What to work on → Scan the data beneath this task and copy each line that includes "options".

Listing →
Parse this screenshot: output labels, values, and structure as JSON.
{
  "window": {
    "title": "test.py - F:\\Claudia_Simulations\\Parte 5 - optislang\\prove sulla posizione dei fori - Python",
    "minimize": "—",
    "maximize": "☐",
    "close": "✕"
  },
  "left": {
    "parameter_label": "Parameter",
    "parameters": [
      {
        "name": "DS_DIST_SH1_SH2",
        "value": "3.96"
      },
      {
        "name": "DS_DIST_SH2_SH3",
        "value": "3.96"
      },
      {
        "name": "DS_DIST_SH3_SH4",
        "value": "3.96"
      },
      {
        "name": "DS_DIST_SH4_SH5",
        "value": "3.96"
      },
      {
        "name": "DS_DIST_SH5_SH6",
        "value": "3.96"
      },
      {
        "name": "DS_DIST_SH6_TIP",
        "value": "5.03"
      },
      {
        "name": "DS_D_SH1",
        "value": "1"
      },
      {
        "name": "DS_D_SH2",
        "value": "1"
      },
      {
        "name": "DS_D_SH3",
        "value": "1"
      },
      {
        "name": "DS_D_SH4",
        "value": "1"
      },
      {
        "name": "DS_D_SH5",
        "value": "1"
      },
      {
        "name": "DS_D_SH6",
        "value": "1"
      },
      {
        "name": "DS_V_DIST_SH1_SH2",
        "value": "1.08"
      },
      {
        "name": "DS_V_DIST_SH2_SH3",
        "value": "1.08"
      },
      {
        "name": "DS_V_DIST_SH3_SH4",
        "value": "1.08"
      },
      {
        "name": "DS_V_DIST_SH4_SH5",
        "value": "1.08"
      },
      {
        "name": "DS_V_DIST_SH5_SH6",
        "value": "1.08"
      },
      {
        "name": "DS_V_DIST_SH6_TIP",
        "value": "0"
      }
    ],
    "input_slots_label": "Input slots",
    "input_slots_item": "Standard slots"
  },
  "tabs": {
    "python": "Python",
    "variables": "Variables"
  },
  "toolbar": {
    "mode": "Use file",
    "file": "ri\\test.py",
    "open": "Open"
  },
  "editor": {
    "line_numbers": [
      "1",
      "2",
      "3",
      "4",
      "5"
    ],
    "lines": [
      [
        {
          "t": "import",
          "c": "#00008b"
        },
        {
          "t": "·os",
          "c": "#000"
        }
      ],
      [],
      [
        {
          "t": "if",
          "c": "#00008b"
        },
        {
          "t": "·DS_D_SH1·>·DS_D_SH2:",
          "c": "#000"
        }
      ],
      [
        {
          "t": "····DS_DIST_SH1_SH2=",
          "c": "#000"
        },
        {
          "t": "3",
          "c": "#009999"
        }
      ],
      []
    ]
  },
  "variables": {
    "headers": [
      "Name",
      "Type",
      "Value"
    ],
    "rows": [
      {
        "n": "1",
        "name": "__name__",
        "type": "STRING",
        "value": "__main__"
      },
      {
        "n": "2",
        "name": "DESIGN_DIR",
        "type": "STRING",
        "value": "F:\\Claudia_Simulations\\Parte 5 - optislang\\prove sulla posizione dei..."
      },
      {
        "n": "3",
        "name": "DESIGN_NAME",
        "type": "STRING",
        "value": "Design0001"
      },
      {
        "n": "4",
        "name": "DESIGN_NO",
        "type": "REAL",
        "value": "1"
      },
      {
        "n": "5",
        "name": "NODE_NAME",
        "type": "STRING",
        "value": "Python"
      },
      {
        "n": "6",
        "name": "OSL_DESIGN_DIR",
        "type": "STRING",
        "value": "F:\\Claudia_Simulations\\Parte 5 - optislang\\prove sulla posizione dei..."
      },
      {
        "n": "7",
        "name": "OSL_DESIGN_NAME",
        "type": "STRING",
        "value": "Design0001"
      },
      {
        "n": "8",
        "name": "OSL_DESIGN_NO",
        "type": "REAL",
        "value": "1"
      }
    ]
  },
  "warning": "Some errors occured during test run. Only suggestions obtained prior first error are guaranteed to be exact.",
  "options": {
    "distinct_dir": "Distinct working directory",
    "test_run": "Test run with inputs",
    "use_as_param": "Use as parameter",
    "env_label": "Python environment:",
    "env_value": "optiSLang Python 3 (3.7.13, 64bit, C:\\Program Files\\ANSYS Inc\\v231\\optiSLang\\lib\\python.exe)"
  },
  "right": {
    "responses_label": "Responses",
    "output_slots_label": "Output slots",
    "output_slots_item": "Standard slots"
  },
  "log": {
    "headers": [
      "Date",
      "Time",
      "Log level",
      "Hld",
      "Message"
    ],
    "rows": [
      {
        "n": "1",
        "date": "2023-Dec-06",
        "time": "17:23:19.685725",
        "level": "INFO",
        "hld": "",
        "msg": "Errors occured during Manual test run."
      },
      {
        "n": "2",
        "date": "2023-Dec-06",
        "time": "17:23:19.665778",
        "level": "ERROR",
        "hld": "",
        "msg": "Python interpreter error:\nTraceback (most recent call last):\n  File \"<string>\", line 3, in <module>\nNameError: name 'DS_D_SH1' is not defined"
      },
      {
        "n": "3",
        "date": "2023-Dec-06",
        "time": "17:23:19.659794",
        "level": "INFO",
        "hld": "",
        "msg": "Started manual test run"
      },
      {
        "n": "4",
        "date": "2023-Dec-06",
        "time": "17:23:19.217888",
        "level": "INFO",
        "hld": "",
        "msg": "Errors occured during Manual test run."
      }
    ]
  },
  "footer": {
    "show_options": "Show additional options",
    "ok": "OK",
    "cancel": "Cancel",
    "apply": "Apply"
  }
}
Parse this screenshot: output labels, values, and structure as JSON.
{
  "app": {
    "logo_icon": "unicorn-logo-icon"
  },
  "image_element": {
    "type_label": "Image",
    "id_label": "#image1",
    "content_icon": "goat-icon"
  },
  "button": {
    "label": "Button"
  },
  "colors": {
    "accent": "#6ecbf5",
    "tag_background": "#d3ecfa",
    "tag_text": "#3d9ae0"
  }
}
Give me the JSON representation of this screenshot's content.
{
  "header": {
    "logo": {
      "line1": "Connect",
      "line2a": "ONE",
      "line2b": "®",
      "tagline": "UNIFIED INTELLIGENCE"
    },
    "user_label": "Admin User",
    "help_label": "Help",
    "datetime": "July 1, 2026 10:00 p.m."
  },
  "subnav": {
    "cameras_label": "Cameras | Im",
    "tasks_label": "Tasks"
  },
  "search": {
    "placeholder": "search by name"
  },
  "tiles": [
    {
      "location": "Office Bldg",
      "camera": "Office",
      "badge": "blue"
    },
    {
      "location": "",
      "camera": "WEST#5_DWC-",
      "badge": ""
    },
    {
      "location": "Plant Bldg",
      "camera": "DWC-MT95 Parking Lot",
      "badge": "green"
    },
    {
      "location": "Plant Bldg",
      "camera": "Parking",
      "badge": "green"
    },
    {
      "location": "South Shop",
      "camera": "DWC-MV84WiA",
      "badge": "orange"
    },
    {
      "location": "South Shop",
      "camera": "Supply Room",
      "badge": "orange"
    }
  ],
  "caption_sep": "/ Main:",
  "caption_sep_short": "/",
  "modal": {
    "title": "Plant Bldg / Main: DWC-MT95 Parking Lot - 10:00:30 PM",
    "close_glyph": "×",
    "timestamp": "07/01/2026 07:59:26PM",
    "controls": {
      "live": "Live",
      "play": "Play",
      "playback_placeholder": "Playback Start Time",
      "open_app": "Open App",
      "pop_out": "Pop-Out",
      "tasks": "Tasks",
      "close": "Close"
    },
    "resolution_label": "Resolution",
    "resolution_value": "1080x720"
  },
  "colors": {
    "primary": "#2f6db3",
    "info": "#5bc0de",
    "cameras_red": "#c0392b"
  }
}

Expected answer →
  "options": {
    "show_options": "Show additional options",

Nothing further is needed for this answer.